• **Work required**
Among the entries that follow, tally the lines with the string "Plocha". Give no more than the number.

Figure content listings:
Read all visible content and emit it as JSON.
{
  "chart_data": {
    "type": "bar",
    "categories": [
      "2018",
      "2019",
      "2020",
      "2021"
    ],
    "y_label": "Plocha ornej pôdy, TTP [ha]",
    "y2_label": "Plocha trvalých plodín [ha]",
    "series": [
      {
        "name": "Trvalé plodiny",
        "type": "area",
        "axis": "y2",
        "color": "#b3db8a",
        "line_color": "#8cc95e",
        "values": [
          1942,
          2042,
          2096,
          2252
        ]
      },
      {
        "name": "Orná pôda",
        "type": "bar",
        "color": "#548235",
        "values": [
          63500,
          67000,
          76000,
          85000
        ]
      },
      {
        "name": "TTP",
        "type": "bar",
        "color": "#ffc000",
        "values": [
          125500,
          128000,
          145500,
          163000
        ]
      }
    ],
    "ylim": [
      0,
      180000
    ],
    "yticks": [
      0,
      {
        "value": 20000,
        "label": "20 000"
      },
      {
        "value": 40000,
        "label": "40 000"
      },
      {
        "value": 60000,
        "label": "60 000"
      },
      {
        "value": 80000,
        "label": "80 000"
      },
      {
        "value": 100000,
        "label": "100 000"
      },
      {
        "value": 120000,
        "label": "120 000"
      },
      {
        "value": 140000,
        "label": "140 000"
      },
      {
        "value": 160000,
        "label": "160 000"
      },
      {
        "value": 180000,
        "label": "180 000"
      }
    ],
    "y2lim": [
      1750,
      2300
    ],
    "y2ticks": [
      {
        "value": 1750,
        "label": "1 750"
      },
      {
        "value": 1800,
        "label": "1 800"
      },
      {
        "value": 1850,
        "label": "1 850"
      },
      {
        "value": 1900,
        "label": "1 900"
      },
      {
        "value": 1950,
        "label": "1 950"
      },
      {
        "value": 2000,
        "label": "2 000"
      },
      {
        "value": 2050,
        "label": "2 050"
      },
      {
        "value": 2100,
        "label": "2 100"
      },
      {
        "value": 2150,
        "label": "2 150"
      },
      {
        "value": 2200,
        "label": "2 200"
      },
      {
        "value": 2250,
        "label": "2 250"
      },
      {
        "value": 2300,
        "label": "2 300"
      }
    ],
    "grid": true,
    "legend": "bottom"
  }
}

• **Worked solution**
2